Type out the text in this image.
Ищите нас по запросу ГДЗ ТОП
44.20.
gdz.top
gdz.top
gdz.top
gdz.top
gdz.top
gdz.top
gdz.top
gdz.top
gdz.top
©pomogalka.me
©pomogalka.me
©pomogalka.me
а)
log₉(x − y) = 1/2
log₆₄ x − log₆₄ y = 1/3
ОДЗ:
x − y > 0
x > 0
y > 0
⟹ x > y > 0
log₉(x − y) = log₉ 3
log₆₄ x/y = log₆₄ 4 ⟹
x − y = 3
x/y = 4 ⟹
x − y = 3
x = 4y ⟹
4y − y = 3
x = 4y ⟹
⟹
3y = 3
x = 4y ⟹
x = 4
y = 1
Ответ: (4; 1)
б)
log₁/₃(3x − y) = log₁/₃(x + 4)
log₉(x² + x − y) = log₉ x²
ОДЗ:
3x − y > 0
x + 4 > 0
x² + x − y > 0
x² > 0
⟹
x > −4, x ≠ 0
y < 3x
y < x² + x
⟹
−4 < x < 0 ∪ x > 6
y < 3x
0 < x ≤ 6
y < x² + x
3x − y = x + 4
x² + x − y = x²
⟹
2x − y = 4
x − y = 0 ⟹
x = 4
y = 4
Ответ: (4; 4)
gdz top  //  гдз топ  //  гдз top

Required task: How many of the lines above include the string "log₉"? Reply with the number by itself.

Solution to this exercise: 3